(A block of data)
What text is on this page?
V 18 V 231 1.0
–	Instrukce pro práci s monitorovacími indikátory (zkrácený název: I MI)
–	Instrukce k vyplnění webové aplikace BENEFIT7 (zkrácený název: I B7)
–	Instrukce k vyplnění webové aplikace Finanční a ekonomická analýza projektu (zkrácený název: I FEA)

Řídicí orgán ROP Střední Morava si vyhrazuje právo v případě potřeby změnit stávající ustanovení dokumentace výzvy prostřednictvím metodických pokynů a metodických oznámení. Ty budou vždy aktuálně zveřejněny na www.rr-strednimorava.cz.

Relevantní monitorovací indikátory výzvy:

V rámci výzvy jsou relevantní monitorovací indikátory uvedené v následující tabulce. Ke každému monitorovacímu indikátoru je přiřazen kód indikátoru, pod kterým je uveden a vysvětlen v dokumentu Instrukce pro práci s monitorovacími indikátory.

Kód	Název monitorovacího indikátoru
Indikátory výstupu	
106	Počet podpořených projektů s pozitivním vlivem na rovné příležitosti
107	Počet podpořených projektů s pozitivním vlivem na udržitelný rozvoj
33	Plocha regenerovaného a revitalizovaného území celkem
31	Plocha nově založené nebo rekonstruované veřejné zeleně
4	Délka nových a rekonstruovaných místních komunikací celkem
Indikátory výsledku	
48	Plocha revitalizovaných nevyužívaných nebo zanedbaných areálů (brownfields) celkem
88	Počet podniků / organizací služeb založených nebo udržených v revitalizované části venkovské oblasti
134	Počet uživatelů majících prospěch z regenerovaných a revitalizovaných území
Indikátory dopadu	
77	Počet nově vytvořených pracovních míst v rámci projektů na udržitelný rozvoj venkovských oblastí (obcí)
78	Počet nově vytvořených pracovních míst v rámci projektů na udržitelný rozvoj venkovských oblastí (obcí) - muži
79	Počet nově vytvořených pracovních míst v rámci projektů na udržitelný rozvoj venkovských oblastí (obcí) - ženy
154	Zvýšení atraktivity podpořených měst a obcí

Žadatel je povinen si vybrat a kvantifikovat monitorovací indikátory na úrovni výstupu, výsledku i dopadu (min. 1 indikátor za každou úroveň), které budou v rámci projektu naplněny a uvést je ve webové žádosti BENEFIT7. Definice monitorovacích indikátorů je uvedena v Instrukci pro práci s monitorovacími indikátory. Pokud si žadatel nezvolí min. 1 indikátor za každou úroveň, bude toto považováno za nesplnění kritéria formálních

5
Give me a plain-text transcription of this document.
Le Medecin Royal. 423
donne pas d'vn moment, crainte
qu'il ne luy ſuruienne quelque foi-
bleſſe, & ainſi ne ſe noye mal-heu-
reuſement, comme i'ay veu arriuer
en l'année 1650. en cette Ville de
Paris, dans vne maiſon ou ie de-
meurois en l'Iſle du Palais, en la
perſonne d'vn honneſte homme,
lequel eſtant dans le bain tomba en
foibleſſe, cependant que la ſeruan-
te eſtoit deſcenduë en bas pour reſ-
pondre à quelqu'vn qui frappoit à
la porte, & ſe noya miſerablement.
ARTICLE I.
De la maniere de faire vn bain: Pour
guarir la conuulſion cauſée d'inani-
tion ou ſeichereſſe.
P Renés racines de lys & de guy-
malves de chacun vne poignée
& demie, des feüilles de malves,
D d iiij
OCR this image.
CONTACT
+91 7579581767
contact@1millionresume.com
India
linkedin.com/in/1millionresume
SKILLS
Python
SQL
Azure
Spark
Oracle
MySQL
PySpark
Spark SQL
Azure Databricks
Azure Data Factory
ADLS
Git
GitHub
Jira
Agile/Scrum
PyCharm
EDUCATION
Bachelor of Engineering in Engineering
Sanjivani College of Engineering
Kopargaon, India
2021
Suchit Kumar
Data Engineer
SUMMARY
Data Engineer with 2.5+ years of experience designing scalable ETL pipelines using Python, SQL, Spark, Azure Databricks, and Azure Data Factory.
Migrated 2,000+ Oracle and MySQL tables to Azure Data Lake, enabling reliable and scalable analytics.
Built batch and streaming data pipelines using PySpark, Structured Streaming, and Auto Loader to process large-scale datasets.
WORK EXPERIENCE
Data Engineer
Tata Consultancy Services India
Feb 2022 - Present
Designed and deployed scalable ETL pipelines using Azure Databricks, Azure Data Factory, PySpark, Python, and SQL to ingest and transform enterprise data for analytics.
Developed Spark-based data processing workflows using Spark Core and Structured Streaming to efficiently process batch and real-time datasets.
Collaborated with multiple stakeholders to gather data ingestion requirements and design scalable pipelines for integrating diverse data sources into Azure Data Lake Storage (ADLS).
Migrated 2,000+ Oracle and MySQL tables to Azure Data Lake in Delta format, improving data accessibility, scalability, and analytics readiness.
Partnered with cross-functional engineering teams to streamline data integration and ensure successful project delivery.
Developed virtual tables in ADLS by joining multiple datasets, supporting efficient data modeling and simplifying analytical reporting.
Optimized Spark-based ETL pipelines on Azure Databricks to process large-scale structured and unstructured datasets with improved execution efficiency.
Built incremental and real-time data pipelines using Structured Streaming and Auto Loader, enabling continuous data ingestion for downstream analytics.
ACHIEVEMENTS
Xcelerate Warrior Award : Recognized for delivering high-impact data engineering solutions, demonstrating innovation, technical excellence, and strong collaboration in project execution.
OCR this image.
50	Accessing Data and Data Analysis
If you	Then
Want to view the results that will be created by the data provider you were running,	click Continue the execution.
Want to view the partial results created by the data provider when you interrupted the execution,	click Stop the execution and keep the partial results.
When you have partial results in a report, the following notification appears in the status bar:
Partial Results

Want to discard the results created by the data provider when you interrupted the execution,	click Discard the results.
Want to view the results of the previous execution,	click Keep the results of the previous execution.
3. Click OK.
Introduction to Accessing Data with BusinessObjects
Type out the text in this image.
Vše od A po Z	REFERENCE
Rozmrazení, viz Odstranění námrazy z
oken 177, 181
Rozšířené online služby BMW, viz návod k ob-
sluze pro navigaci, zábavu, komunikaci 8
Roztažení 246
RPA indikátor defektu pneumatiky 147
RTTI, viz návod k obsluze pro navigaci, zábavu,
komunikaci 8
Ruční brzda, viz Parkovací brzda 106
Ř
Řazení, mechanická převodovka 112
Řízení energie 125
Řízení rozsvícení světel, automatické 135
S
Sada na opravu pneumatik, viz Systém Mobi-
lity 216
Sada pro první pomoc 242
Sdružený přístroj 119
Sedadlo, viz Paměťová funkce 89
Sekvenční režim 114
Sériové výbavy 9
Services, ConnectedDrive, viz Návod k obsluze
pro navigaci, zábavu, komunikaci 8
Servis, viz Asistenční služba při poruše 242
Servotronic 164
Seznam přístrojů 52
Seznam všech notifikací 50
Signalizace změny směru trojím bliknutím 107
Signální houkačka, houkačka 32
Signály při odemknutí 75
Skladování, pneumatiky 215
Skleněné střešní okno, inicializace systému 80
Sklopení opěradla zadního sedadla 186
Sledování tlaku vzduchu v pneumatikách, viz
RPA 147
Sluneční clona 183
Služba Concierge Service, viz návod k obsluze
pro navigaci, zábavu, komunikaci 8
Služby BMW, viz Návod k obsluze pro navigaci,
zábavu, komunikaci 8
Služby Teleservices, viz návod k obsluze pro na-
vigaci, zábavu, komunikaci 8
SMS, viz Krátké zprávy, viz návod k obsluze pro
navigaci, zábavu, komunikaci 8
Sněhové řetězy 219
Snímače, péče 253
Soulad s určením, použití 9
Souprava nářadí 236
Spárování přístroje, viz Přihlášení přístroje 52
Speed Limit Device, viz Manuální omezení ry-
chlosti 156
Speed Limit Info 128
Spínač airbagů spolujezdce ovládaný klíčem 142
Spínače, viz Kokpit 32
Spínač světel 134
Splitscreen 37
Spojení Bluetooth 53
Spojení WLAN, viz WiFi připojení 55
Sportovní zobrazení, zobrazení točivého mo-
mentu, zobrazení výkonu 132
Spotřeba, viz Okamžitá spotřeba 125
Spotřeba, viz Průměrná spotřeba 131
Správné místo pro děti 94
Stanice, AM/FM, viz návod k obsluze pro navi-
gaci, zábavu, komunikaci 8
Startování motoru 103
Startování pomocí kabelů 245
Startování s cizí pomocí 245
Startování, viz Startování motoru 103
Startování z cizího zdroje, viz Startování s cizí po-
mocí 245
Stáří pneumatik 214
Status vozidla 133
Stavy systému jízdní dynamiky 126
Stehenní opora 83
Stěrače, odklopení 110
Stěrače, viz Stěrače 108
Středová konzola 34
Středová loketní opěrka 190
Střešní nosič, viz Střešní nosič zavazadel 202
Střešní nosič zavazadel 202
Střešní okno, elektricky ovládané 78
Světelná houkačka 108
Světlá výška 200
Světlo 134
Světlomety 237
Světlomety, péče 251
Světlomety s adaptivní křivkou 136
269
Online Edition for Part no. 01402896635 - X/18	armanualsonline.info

**Exercise directions**
All lines above with "Accessing" in them should be returned.

**Result for this task**
50	Accessing Data and Data Analysis
Introduction to Accessing Data with BusinessObjects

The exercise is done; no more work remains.